Exercise instructions — Your task is to restate the data word for word.

Lines of data
====

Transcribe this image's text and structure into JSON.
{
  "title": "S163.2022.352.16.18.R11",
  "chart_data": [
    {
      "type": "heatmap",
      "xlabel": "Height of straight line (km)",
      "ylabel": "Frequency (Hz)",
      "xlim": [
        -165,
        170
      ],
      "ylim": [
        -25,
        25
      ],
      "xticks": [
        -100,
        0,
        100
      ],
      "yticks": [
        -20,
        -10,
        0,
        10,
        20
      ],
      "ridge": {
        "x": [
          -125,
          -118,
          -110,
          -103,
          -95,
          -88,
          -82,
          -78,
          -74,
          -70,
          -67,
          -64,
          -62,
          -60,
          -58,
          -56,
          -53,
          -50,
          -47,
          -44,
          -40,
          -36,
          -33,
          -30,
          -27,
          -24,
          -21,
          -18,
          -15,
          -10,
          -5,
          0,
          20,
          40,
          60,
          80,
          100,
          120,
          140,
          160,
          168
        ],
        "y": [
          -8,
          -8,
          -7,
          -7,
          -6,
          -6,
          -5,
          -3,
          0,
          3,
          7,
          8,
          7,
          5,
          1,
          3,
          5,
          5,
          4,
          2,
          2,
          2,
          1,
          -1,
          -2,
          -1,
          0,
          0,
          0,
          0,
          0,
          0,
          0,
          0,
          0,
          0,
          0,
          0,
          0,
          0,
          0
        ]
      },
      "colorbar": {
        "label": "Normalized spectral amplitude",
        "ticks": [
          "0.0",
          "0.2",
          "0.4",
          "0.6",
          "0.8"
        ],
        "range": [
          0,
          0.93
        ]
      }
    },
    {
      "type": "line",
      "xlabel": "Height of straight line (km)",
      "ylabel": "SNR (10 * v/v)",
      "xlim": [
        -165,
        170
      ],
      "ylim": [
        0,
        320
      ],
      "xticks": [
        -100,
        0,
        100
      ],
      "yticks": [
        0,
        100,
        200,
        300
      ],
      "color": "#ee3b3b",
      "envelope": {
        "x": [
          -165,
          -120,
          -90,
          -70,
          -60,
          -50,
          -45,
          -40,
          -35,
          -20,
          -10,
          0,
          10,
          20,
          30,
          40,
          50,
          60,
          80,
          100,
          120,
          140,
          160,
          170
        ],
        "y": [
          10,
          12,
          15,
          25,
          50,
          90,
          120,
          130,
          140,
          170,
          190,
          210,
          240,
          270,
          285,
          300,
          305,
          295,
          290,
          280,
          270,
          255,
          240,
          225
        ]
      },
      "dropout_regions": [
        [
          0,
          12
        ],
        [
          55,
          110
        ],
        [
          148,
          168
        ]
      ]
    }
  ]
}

====

Result —
Transcribe this image's text and structure into JSON.
{
  "title": "S163.2022.352.16.18.R11",
  "chart_data": [
    {
      "type": "heatmap",
      "xlabel": "Height of straight line (km)",
      "ylabel": "Frequency (Hz)",
      "xlim": [
        -165,
        170
      ],
      "ylim": [
        -25,
        25
      ],
      "xticks": [
        -100,
        0,
        100
      ],
      "yticks": [
        -20,
        -10,
        0,
        10,
        20
      ],
      "ridge": {
        "x": [
          -125,
          -118,
          -110,
          -103,
          -95,
          -88,
          -82,
          -78,
          -74,
          -70,
          -67,
          -64,
          -62,
          -60,
          -58,
          -56,
          -53,
          -50,
          -47,
          -44,
          -40,
          -36,
          -33,
          -30,
          -27,
          -24,
          -21,
          -18,
          -15,
          -10,
          -5,
          0,
          20,
          40,
          60,
          80,
          100,
          120,
          140,
          160,
          168
        ],
        "y": [
          -8,
          -8,
          -7,
          -7,
          -6,
          -6,
          -5,
          -3,
          0,
          3,
          7,
          8,
          7,
          5,
          1,
          3,
          5,
          5,
          4,
          2,
          2,
          2,
          1,
          -1,
          -2,
          -1,
          0,
          0,
          0,
          0,
          0,
          0,
          0,
          0,
          0,
          0,
          0,
          0,
          0,
          0,
          0
        ]
      },
      "colorbar": {
        "label": "Normalized spectral amplitude",
        "ticks": [
          "0.0",
          "0.2",
          "0.4",
          "0.6",
          "0.8"
        ],
        "range": [
          0,
          0.93
        ]
      }
    },
    {
      "type": "line",
      "xlabel": "Height of straight line (km)",
      "ylabel": "SNR (10 * v/v)",
      "xlim": [
        -165,
        170
      ],
      "ylim": [
        0,
        320
      ],
      "xticks": [
        -100,
        0,
        100
      ],
      "yticks": [
        0,
        100,
        200,
        300
      ],
      "color": "#ee3b3b",
      "envelope": {
        "x": [
          -165,
          -120,
          -90,
          -70,
          -60,
          -50,
          -45,
          -40,
          -35,
          -20,
          -10,
          0,
          10,
          20,
          30,
          40,
          50,
          60,
          80,
          100,
          120,
          140,
          160,
          170
        ],
        "y": [
          10,
          12,
          15,
          25,
          50,
          90,
          120,
          130,
          140,
          170,
          190,
          210,
          240,
          270,
          285,
          300,
          305,
          295,
          290,
          280,
          270,
          255,
          240,
          225
        ]
      },
      "dropout_regions": [
        [
          0,
          12
        ],
        [
          55,
          110
        ],
        [
          148,
          168
        ]
      ]
    }
  ]
}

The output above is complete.